◆ To be done: Quote the data below in full, minus the images.

*** Raw data

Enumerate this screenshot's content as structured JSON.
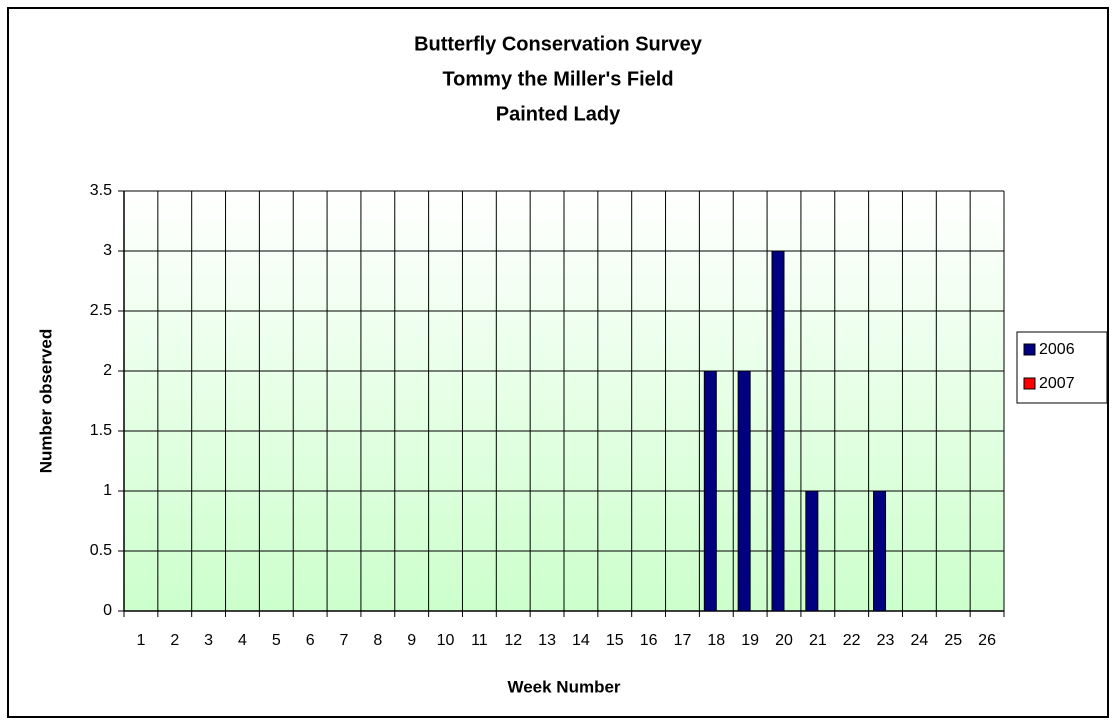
{
  "chart_data": {
    "type": "bar",
    "title": [
      "Butterfly Conservation Survey",
      "Tommy the Miller's Field",
      "Painted Lady"
    ],
    "x_label": "Week Number",
    "y_label": "Number observed",
    "categories": [
      "1",
      "2",
      "3",
      "4",
      "5",
      "6",
      "7",
      "8",
      "9",
      "10",
      "11",
      "12",
      "13",
      "14",
      "15",
      "16",
      "17",
      "18",
      "19",
      "20",
      "21",
      "22",
      "23",
      "24",
      "25",
      "26"
    ],
    "series": [
      {
        "name": "2006",
        "color": "#000080",
        "values": [
          0,
          0,
          0,
          0,
          0,
          0,
          0,
          0,
          0,
          0,
          0,
          0,
          0,
          0,
          0,
          0,
          0,
          2,
          2,
          3,
          1,
          0,
          1,
          0,
          0,
          0
        ]
      },
      {
        "name": "2007",
        "color": "#ff0000",
        "values": [
          0,
          0,
          0,
          0,
          0,
          0,
          0,
          0,
          0,
          0,
          0,
          0,
          0,
          0,
          0,
          0,
          0,
          0,
          0,
          0,
          0,
          0,
          0,
          0,
          0,
          0
        ]
      }
    ],
    "ylim": [
      0,
      3.5
    ],
    "yticks": [
      0,
      0.5,
      1,
      1.5,
      2,
      2.5,
      3,
      3.5
    ],
    "grid": true,
    "legend": "right"
  }
}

******

◆ Written response:
Enumerate this screenshot's content as structured JSON.
{
  "chart_data": {
    "type": "bar",
    "title": [
      "Butterfly Conservation Survey",
      "Tommy the Miller's Field",
      "Painted Lady"
    ],
    "x_label": "Week Number",
    "y_label": "Number observed",
    "categories": [
      "1",
      "2",
      "3",
      "4",
      "5",
      "6",
      "7",
      "8",
      "9",
      "10",
      "11",
      "12",
      "13",
      "14",
      "15",
      "16",
      "17",
      "18",
      "19",
      "20",
      "21",
      "22",
      "23",
      "24",
      "25",
      "26"
    ],
    "series": [
      {
        "name": "2006",
        "color": "#000080",
        "values": [
          0,
          0,
          0,
          0,
          0,
          0,
          0,
          0,
          0,
          0,
          0,
          0,
          0,
          0,
          0,
          0,
          0,
          2,
          2,
          3,
          1,
          0,
          1,
          0,
          0,
          0
        ]
      },
      {
        "name": "2007",
        "color": "#ff0000",
        "values": [
          0,
          0,
          0,
          0,
          0,
          0,
          0,
          0,
          0,
          0,
          0,
          0,
          0,
          0,
          0,
          0,
          0,
          0,
          0,
          0,
          0,
          0,
          0,
          0,
          0,
          0
        ]
      }
    ],
    "ylim": [
      0,
      3.5
    ],
    "yticks": [
      0,
      0.5,
      1,
      1.5,
      2,
      2.5,
      3,
      3.5
    ],
    "grid": true,
    "legend": "right"
  }
}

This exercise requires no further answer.